● Requirements:
Your task is to output the listing word for word, with pictures excluded.
■ ■ ■
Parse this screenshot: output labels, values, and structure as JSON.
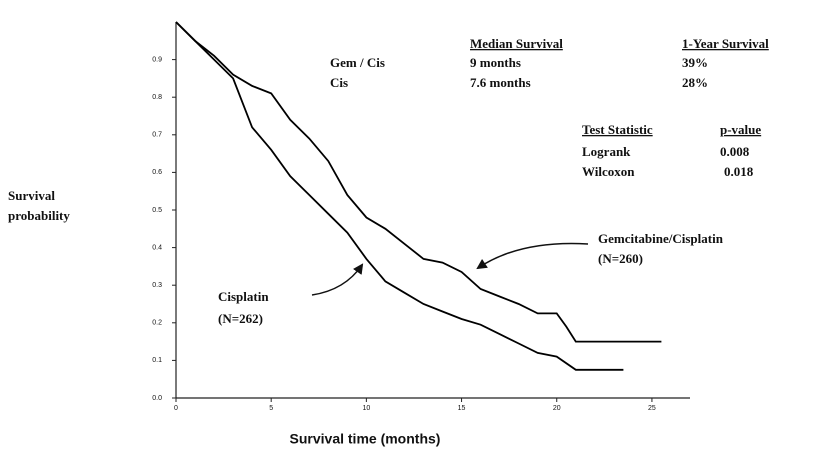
{
  "chart_data": {
    "type": "line",
    "x_label": "Survival time (months)",
    "y_label": "Survival probability",
    "xlim": [
      0,
      27
    ],
    "ylim": [
      0,
      1
    ],
    "xticks": [
      0,
      5,
      10,
      15,
      20,
      25
    ],
    "yticks": [
      {
        "value": 0,
        "label": "0.0"
      },
      0.1,
      0.2,
      0.3,
      0.4,
      0.5,
      0.6,
      0.7,
      0.8,
      0.9
    ],
    "series": [
      {
        "name": "Gemcitabine/Cisplatin",
        "n_label": "(N=260)",
        "color": "#000000",
        "x": [
          0,
          1,
          2,
          3,
          4,
          5,
          6,
          7,
          8,
          9,
          10,
          11,
          12,
          13,
          14,
          15,
          16,
          17,
          18,
          19,
          20,
          20.5,
          21,
          25.5
        ],
        "values": [
          1.0,
          0.95,
          0.91,
          0.86,
          0.83,
          0.81,
          0.74,
          0.69,
          0.63,
          0.54,
          0.48,
          0.45,
          0.41,
          0.37,
          0.36,
          0.335,
          0.29,
          0.27,
          0.25,
          0.225,
          0.225,
          0.19,
          0.15,
          0.15
        ]
      },
      {
        "name": "Cisplatin",
        "n_label": "(N=262)",
        "color": "#000000",
        "x": [
          0,
          1,
          2,
          3,
          4,
          5,
          6,
          7,
          8,
          9,
          10,
          11,
          12,
          13,
          14,
          15,
          16,
          17,
          18,
          19,
          20,
          21,
          23.5
        ],
        "values": [
          1.0,
          0.95,
          0.9,
          0.85,
          0.72,
          0.66,
          0.59,
          0.54,
          0.49,
          0.44,
          0.37,
          0.31,
          0.28,
          0.25,
          0.23,
          0.21,
          0.195,
          0.17,
          0.145,
          0.12,
          0.11,
          0.075,
          0.075
        ]
      }
    ],
    "median_table": {
      "headers": [
        "Median Survival",
        "1-Year Survival"
      ],
      "rows": [
        {
          "label": "Gem / Cis",
          "cells": [
            "9 months",
            "39%"
          ]
        },
        {
          "label": "Cis",
          "cells": [
            "7.6 months",
            "28%"
          ]
        }
      ]
    },
    "test_table": {
      "headers": [
        "Test Statistic",
        "p-value"
      ],
      "rows": [
        [
          "Logrank",
          "0.008"
        ],
        [
          "Wilcoxon",
          "0.018"
        ]
      ]
    }
  }
}
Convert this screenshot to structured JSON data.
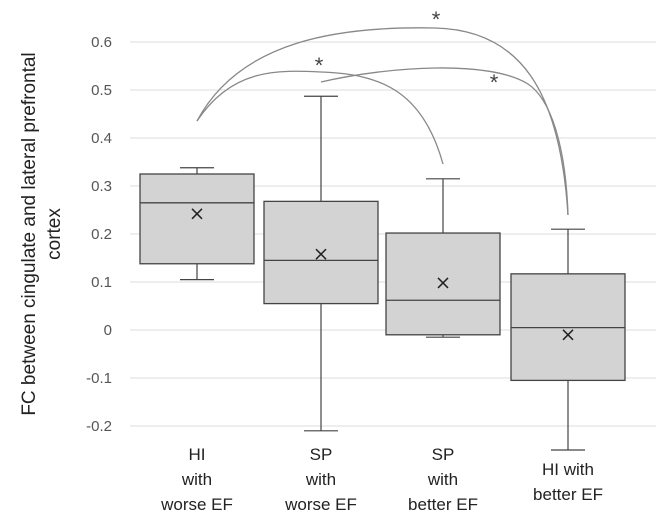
■ ■ ■
● Answer to the problem:
Parse this screenshot: output labels, values, and structure as JSON.
{
  "chart_data": {
    "type": "line",
    "x_label": "Survival time (months)",
    "y_label": "Survival probability",
    "xlim": [
      0,
      27
    ],
    "ylim": [
      0,
      1
    ],
    "xticks": [
      0,
      5,
      10,
      15,
      20,
      25
    ],
    "yticks": [
      {
        "value": 0,
        "label": "0.0"
      },
      0.1,
      0.2,
      0.3,
      0.4,
      0.5,
      0.6,
      0.7,
      0.8,
      0.9
    ],
    "series": [
      {
        "name": "Gemcitabine/Cisplatin",
        "n_label": "(N=260)",
        "color": "#000000",
        "x": [
          0,
          1,
          2,
          3,
          4,
          5,
          6,
          7,
          8,
          9,
          10,
          11,
          12,
          13,
          14,
          15,
          16,
          17,
          18,
          19,
          20,
          20.5,
          21,
          25.5
        ],
        "values": [
          1.0,
          0.95,
          0.91,
          0.86,
          0.83,
          0.81,
          0.74,
          0.69,
          0.63,
          0.54,
          0.48,
          0.45,
          0.41,
          0.37,
          0.36,
          0.335,
          0.29,
          0.27,
          0.25,
          0.225,
          0.225,
          0.19,
          0.15,
          0.15
        ]
      },
      {
        "name": "Cisplatin",
        "n_label": "(N=262)",
        "color": "#000000",
        "x": [
          0,
          1,
          2,
          3,
          4,
          5,
          6,
          7,
          8,
          9,
          10,
          11,
          12,
          13,
          14,
          15,
          16,
          17,
          18,
          19,
          20,
          21,
          23.5
        ],
        "values": [
          1.0,
          0.95,
          0.9,
          0.85,
          0.72,
          0.66,
          0.59,
          0.54,
          0.49,
          0.44,
          0.37,
          0.31,
          0.28,
          0.25,
          0.23,
          0.21,
          0.195,
          0.17,
          0.145,
          0.12,
          0.11,
          0.075,
          0.075
        ]
      }
    ],
    "median_table": {
      "headers": [
        "Median Survival",
        "1-Year Survival"
      ],
      "rows": [
        {
          "label": "Gem / Cis",
          "cells": [
            "9 months",
            "39%"
          ]
        },
        {
          "label": "Cis",
          "cells": [
            "7.6 months",
            "28%"
          ]
        }
      ]
    },
    "test_table": {
      "headers": [
        "Test Statistic",
        "p-value"
      ],
      "rows": [
        [
          "Logrank",
          "0.008"
        ],
        [
          "Wilcoxon",
          "0.018"
        ]
      ]
    }
  }
}
Convert this screenshot to structured JSON data.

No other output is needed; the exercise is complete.